Write out each line exactly as it stands, please.

[START OF Supplied information]

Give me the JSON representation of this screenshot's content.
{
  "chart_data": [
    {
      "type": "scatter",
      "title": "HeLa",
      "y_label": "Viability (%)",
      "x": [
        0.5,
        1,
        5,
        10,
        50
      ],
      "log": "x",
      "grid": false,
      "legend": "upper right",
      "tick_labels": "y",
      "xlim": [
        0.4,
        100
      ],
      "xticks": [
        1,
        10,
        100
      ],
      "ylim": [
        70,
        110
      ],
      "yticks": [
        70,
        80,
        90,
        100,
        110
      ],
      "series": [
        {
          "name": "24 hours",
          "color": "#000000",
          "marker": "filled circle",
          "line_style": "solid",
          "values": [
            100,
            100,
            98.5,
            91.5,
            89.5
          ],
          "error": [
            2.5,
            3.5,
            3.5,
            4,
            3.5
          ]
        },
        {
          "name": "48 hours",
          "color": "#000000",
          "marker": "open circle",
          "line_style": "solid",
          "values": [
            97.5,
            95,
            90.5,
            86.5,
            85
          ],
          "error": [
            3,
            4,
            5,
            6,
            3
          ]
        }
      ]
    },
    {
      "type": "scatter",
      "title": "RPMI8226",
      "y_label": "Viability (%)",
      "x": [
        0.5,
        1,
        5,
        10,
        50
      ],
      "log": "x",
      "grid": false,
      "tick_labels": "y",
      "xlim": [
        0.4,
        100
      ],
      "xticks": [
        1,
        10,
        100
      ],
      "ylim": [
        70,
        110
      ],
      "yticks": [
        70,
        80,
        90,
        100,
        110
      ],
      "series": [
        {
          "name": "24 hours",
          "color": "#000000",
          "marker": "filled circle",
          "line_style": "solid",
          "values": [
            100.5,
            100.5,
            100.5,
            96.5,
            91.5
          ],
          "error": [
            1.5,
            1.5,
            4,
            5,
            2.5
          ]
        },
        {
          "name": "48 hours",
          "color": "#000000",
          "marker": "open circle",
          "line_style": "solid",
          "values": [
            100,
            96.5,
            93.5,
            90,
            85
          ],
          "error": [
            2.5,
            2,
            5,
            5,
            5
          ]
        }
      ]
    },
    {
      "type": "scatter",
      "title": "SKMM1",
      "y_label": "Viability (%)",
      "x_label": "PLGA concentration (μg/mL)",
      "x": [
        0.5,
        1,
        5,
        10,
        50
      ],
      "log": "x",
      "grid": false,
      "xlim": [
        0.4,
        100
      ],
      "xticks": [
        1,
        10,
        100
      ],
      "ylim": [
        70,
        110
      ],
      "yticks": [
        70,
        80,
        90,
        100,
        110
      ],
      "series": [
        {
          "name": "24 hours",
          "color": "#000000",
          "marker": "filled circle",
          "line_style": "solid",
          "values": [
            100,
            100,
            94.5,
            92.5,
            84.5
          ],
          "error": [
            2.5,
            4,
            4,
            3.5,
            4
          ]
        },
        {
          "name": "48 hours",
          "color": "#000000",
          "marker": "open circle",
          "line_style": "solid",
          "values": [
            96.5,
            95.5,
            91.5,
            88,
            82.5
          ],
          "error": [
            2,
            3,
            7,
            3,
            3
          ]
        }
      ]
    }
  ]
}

[END OF Supplied information]

> [Answer for the task]:
Give me the JSON representation of this screenshot's content.
{
  "chart_data": [
    {
      "type": "scatter",
      "title": "HeLa",
      "y_label": "Viability (%)",
      "x": [
        0.5,
        1,
        5,
        10,
        50
      ],
      "log": "x",
      "grid": false,
      "legend": "upper right",
      "tick_labels": "y",
      "xlim": [
        0.4,
        100
      ],
      "xticks": [
        1,
        10,
        100
      ],
      "ylim": [
        70,
        110
      ],
      "yticks": [
        70,
        80,
        90,
        100,
        110
      ],
      "series": [
        {
          "name": "24 hours",
          "color": "#000000",
          "marker": "filled circle",
          "line_style": "solid",
          "values": [
            100,
            100,
            98.5,
            91.5,
            89.5
          ],
          "error": [
            2.5,
            3.5,
            3.5,
            4,
            3.5
          ]
        },
        {
          "name": "48 hours",
          "color": "#000000",
          "marker": "open circle",
          "line_style": "solid",
          "values": [
            97.5,
            95,
            90.5,
            86.5,
            85
          ],
          "error": [
            3,
            4,
            5,
            6,
            3
          ]
        }
      ]
    },
    {
      "type": "scatter",
      "title": "RPMI8226",
      "y_label": "Viability (%)",
      "x": [
        0.5,
        1,
        5,
        10,
        50
      ],
      "log": "x",
      "grid": false,
      "tick_labels": "y",
      "xlim": [
        0.4,
        100
      ],
      "xticks": [
        1,
        10,
        100
      ],
      "ylim": [
        70,
        110
      ],
      "yticks": [
        70,
        80,
        90,
        100,
        110
      ],
      "series": [
        {
          "name": "24 hours",
          "color": "#000000",
          "marker": "filled circle",
          "line_style": "solid",
          "values": [
            100.5,
            100.5,
            100.5,
            96.5,
            91.5
          ],
          "error": [
            1.5,
            1.5,
            4,
            5,
            2.5
          ]
        },
        {
          "name": "48 hours",
          "color": "#000000",
          "marker": "open circle",
          "line_style": "solid",
          "values": [
            100,
            96.5,
            93.5,
            90,
            85
          ],
          "error": [
            2.5,
            2,
            5,
            5,
            5
          ]
        }
      ]
    },
    {
      "type": "scatter",
      "title": "SKMM1",
      "y_label": "Viability (%)",
      "x_label": "PLGA concentration (μg/mL)",
      "x": [
        0.5,
        1,
        5,
        10,
        50
      ],
      "log": "x",
      "grid": false,
      "xlim": [
        0.4,
        100
      ],
      "xticks": [
        1,
        10,
        100
      ],
      "ylim": [
        70,
        110
      ],
      "yticks": [
        70,
        80,
        90,
        100,
        110
      ],
      "series": [
        {
          "name": "24 hours",
          "color": "#000000",
          "marker": "filled circle",
          "line_style": "solid",
          "values": [
            100,
            100,
            94.5,
            92.5,
            84.5
          ],
          "error": [
            2.5,
            4,
            4,
            3.5,
            4
          ]
        },
        {
          "name": "48 hours",
          "color": "#000000",
          "marker": "open circle",
          "line_style": "solid",
          "values": [
            96.5,
            95.5,
            91.5,
            88,
            82.5
          ],
          "error": [
            2,
            3,
            7,
            3,
            3
          ]
        }
      ]
    }
  ]
}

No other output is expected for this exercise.